The exercise: Extract every line that contains the word "color".

+---+

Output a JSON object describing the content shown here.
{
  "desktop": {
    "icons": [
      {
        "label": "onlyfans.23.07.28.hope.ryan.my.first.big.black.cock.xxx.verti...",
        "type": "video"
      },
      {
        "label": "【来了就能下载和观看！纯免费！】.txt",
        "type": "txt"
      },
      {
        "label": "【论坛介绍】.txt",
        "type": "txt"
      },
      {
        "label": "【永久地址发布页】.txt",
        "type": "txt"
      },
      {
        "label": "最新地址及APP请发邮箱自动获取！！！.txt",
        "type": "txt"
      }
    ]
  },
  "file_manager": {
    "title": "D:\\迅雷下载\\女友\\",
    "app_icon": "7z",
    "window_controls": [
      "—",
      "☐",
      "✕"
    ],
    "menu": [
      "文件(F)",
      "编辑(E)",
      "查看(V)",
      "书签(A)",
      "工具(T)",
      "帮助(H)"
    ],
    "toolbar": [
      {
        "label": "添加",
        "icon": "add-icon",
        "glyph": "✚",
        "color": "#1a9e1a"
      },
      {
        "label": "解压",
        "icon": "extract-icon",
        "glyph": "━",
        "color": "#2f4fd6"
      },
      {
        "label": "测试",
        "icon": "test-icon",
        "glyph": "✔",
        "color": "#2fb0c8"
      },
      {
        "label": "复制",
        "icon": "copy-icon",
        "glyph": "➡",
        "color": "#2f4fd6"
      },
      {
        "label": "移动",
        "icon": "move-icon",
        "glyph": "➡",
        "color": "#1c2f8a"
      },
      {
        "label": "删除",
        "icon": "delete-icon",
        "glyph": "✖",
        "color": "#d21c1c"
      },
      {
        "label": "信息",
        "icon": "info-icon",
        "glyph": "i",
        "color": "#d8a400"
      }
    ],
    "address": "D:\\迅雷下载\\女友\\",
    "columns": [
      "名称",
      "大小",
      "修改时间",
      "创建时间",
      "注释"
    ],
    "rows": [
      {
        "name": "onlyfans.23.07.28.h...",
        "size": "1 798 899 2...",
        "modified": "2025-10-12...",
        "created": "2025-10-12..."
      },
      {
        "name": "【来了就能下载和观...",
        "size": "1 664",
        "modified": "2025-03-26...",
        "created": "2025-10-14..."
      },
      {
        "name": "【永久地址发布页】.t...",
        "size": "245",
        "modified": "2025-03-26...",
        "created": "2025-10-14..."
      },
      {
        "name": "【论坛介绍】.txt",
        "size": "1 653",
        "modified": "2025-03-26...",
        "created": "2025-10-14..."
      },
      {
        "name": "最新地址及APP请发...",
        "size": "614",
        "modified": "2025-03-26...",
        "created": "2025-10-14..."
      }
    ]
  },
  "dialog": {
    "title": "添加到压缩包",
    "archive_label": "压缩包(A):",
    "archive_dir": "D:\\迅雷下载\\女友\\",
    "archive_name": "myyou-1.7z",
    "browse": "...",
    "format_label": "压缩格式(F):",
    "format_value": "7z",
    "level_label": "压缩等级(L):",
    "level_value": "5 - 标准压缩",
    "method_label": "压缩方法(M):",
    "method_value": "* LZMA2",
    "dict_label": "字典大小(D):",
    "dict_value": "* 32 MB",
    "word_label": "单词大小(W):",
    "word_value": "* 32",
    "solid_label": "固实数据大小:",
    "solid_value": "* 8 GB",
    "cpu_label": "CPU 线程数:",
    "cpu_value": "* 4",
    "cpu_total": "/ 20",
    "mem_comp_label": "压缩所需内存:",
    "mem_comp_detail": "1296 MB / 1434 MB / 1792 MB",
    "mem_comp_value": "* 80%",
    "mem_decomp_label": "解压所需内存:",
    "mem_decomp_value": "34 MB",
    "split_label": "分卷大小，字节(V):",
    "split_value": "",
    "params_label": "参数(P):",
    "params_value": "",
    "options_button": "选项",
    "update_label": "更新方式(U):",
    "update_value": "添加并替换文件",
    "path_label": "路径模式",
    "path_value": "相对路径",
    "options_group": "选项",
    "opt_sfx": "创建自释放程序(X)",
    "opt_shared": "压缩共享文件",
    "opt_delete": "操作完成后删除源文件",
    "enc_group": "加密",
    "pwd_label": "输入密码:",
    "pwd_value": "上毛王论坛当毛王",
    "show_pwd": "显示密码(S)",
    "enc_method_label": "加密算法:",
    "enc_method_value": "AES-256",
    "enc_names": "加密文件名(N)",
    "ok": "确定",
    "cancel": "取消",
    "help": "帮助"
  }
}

+---+

Response for this exercise:
        "color": "#1a9e1a"
        "color": "#2f4fd6"
        "color": "#2fb0c8"
        "color": "#2f4fd6"
        "color": "#1c2f8a"
        "color": "#d21c1c"
        "color": "#d8a400"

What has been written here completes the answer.